=== Written problem A ===
Repeat the hearing transcript from "Mr. STAFFORD. Could" up to and including "available was a fact.", switching "coal" to "grain".
=== Written problem B ===
For each statement, answer yes or no on whether it agrees with the hearing transcript, and quote the words that decide it. (i) Mr. McCormick says an audit of the Burlington Northern is going on now. (ii) Mr. Olson thinks the matter has to do with the coal contract relationship. (iii) Mr. McCormick says auditors are sent in every time an application is filed.
====== Extract provided
He did not make these things that you have just mentioned known to us nor did the application which I have with me reveal this type of thing. Of course, when you consider these offering circulars, prospectuses, and the applications, neither we nor the SEC would have any way of knowing there was any kind of a contract. I am not even sure it was a fact.

Mr. TURNER. When was the last time you audited the Burlington Northern?

Mr. MCCORMICK. Very recently. In other words, there is an audit going on right now.

Mr. STAFFORD. Could I get Mr. Olson up here to speak to the coal problem?

Mr. OLSON. I don't think it has anything to do with coal contract relationship.

Mr. TURNER. Chairman Stafford, I don't want to get into the facts.

All I want to find out is that that here are some pieces of information that seem to me should have been loked at. I want to know whether you have in your files

Mr. McCORMICK. We do, sir, but every time an application is filed we don't send the auditors in to check it out. From previous audits, there was no indication that this information that Mr. Simon made available was a fact.

Mr. TURNER. Did you go up there and seek it?

Mr. McCORMICK. Pardon?
============
====== Stored data
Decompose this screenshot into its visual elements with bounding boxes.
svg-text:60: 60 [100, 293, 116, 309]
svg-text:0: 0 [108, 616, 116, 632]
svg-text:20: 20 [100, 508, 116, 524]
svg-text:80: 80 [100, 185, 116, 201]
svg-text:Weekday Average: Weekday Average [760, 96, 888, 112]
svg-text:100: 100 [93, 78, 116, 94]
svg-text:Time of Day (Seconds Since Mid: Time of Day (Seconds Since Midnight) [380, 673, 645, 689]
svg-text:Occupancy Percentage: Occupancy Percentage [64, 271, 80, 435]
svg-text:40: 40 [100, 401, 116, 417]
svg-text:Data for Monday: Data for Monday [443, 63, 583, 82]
============
=== Exercise answer A ===
Mr. STAFFORD. Could I get Mr. Olson up here to speak to the grain problem?

Mr. OLSON. I don't think it has anything to do with grain contract relationship.

Mr. TURNER. Chairman Stafford, I don't want to get into the facts.

All I want to find out is that that here are some pieces of information that seem to me should have been loked at. I want to know whether you have in your files

Mr. McCORMICK. We do, sir, but every time an application is filed we don't send the auditors in to check it out. From previous audits, there was no indication that this information that Mr. Simon made available was a fact.

=== Exercise answer B ===
(i) Yes: "there is an audit going on right now."
(ii) No: "I don't think it has anything to do with coal contract relationship."
(iii) No: "every time an application is filed we don't send the auditors in to check it out."